== GIVEN RECORDS ==
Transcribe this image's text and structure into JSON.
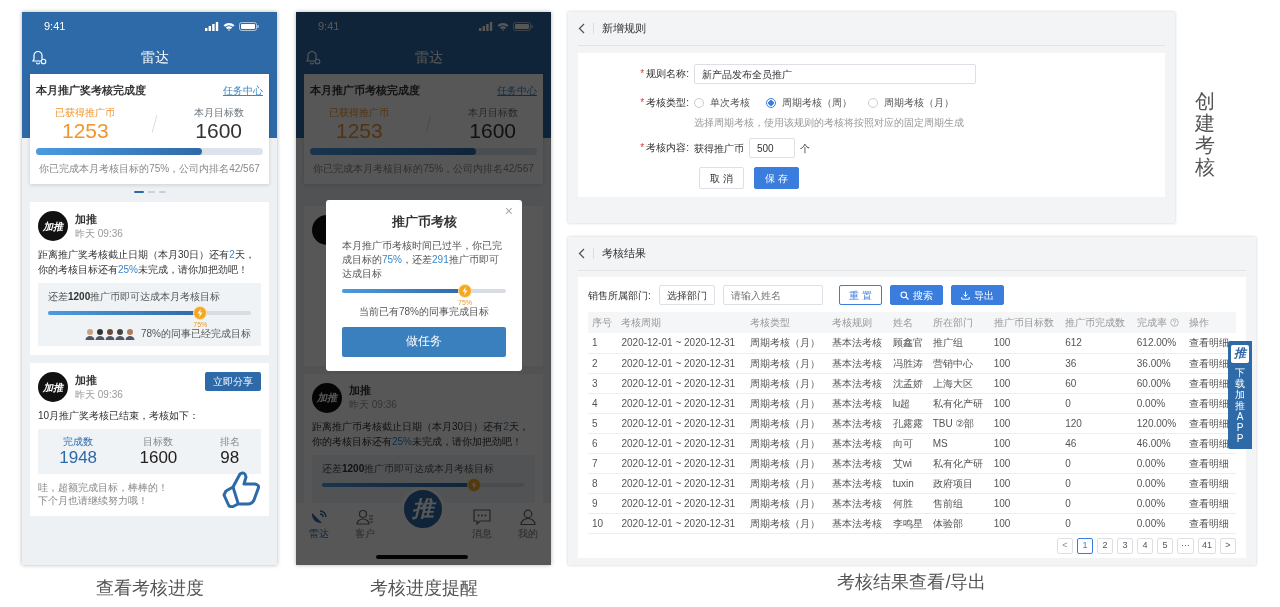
{
  "phones": [
    {
      "caption": "查看考核进度",
      "time": "9:41",
      "title": "雷达",
      "dimmed": false,
      "summary": {
        "title": "本月推广奖考核完成度",
        "link": "任务中心",
        "earned_label": "已获得推广币",
        "earned": "1253",
        "target_label": "本月目标数",
        "target": "1600",
        "level": 0.73,
        "note": "你已完成本月考核目标的75%，公司内排名42/567"
      },
      "pager": [
        {
          "selected": true
        },
        {
          "selected": false
        },
        {
          "selected": false
        }
      ],
      "posts": [
        {
          "kind": "progress",
          "avatar": "加推",
          "author": "加推",
          "time": "昨天 09:36",
          "message": "距离推广奖考核截止日期（本月30日）还有**2**天，你的考核目标还有**25%**未完成，请你加把劲吧！",
          "gap_text": "还差**1200**推广币即可达成本月考核目标",
          "level": 0.75,
          "marker": "75%",
          "peers": "78%的同事已经完成目标"
        },
        {
          "kind": "result",
          "avatar": "加推",
          "author": "加推",
          "time": "昨天 09:36",
          "share": "立即分享",
          "message": "10月推广奖考核已结束，考核如下：",
          "stats": [
            {
              "label": "完成数",
              "value": "1948",
              "highlight": true
            },
            {
              "label": "目标数",
              "value": "1600",
              "highlight": false
            },
            {
              "label": "排名",
              "value": "98",
              "highlight": false
            }
          ],
          "footer": [
            "哇，超额完成目标，棒棒的！",
            "下个月也请继续努力哦！"
          ]
        }
      ]
    },
    {
      "caption": "考核进度提醒",
      "time": "9:41",
      "title": "雷达",
      "dimmed": true,
      "summary": {
        "title": "本月推广币考核完成度",
        "link": "任务中心",
        "earned_label": "已获得推广币",
        "earned": "1253",
        "target_label": "本月目标数",
        "target": "1600",
        "level": 0.73,
        "note": "你已完成本月考核目标的75%，公司内排名42/567"
      },
      "posts": [
        {
          "kind": "covered"
        },
        {
          "kind": "progress",
          "avatar": "加推",
          "author": "加推",
          "time": "昨天 09:36",
          "message": "距离推广币考核截止日期（本月30日）还有**2**天，你的考核目标还有**25%**未完成，请你加把劲吧！",
          "gap_text": "还差**1200**推广币即可达成本月考核目标",
          "level": 0.75
        }
      ],
      "tabbar": [
        {
          "kind": "tab",
          "label": "雷达",
          "selected": true
        },
        {
          "kind": "tab",
          "label": "客户",
          "selected": false
        },
        {
          "kind": "center",
          "label": "推"
        },
        {
          "kind": "tab",
          "label": "消息",
          "selected": false
        },
        {
          "kind": "tab",
          "label": "我的",
          "selected": false
        }
      ],
      "modal": {
        "close": "×",
        "title": "推广币考核",
        "message": "本月推广币考核时间已过半，你已完成目标的**75%**，还差**291**推广币即可达成目标",
        "level": 0.75,
        "marker": "75%",
        "note": "当前已有78%的同事完成目标",
        "button": "做任务"
      }
    }
  ],
  "form": {
    "title": "新增规则",
    "fields": [
      {
        "kind": "text",
        "marker": "*",
        "label": "规则名称:",
        "value": "新产品发布全员推广"
      },
      {
        "kind": "radio",
        "marker": "*",
        "label": "考核类型:",
        "options": [
          {
            "label": "单次考核",
            "selected": false
          },
          {
            "label": "周期考核（周）",
            "selected": true
          },
          {
            "label": "周期考核（月）",
            "selected": false
          }
        ],
        "hint": "选择周期考核，使用该规则的考核将按照对应的固定周期生成"
      },
      {
        "kind": "amount",
        "marker": "*",
        "label": "考核内容:",
        "prefix": "获得推广币",
        "value": "500",
        "suffix": "个"
      }
    ],
    "buttons": [
      {
        "label": "取 消",
        "primary": false
      },
      {
        "label": "保 存",
        "primary": true
      }
    ]
  },
  "side_label": "创建考核",
  "results": {
    "title": "考核结果",
    "filter_label": "销售所属部门:",
    "select": "选择部门",
    "name_placeholder": "请输入姓名",
    "buttons": [
      {
        "kind": "reset",
        "label": "重 置"
      },
      {
        "kind": "search",
        "label": "搜索"
      },
      {
        "kind": "export",
        "label": "导出"
      }
    ],
    "columns": [
      {
        "label": "序号",
        "kind": "text"
      },
      {
        "label": "考核周期",
        "kind": "text"
      },
      {
        "label": "考核类型",
        "kind": "text"
      },
      {
        "label": "考核规则",
        "kind": "text"
      },
      {
        "label": "姓名",
        "kind": "text"
      },
      {
        "label": "所在部门",
        "kind": "text"
      },
      {
        "label": "推广币目标数",
        "kind": "text"
      },
      {
        "label": "推广币完成数",
        "kind": "text"
      },
      {
        "label": "完成率",
        "kind": "help"
      },
      {
        "label": "操作",
        "kind": "action"
      }
    ],
    "rows": [
      [
        "1",
        "2020-12-01 ~ 2020-12-31",
        "周期考核（月）",
        "基本法考核",
        "顾鑫官",
        "推广组",
        "100",
        "612",
        "612.00%",
        "查看明细"
      ],
      [
        "2",
        "2020-12-01 ~ 2020-12-31",
        "周期考核（月）",
        "基本法考核",
        "冯胜涛",
        "营销中心",
        "100",
        "36",
        "36.00%",
        "查看明细"
      ],
      [
        "3",
        "2020-12-01 ~ 2020-12-31",
        "周期考核（月）",
        "基本法考核",
        "沈孟娇",
        "上海大区",
        "100",
        "60",
        "60.00%",
        "查看明细"
      ],
      [
        "4",
        "2020-12-01 ~ 2020-12-31",
        "周期考核（月）",
        "基本法考核",
        "lu超",
        "私有化产研",
        "100",
        "0",
        "0.00%",
        "查看明细"
      ],
      [
        "5",
        "2020-12-01 ~ 2020-12-31",
        "周期考核（月）",
        "基本法考核",
        "孔露露",
        "TBU ②部",
        "100",
        "120",
        "120.00%",
        "查看明细"
      ],
      [
        "6",
        "2020-12-01 ~ 2020-12-31",
        "周期考核（月）",
        "基本法考核",
        "向可",
        "MS",
        "100",
        "46",
        "46.00%",
        "查看明细"
      ],
      [
        "7",
        "2020-12-01 ~ 2020-12-31",
        "周期考核（月）",
        "基本法考核",
        "艾wi",
        "私有化产研",
        "100",
        "0",
        "0.00%",
        "查看明细"
      ],
      [
        "8",
        "2020-12-01 ~ 2020-12-31",
        "周期考核（月）",
        "基本法考核",
        "tuxin",
        "政府项目",
        "100",
        "0",
        "0.00%",
        "查看明细"
      ],
      [
        "9",
        "2020-12-01 ~ 2020-12-31",
        "周期考核（月）",
        "基本法考核",
        "何胜",
        "售前组",
        "100",
        "0",
        "0.00%",
        "查看明细"
      ],
      [
        "10",
        "2020-12-01 ~ 2020-12-31",
        "周期考核（月）",
        "基本法考核",
        "李鸣星",
        "体验部",
        "100",
        "0",
        "0.00%",
        "查看明细"
      ]
    ],
    "pagination": {
      "prev": "<",
      "next": ">",
      "prev_disabled": true,
      "pages": [
        {
          "label": "1",
          "selected": true
        },
        {
          "label": "2",
          "selected": false
        },
        {
          "label": "3",
          "selected": false
        },
        {
          "label": "4",
          "selected": false
        },
        {
          "label": "5",
          "selected": false
        },
        {
          "label": "···",
          "selected": false
        },
        {
          "label": "41",
          "selected": false
        }
      ]
    },
    "download_tab": {
      "logo": "推",
      "label": "下载加推APP"
    }
  },
  "results_caption": "考核结果查看/导出"
}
===
* _YOUR INSTRUCTIONS_: Copy each line of the listing that contains the string "level".

* _EXERCISE RESPONSE_:
        "level": 0.73,
          "level": 0.75,
        "level": 0.73,
          "level": 0.75
        "level": 0.75,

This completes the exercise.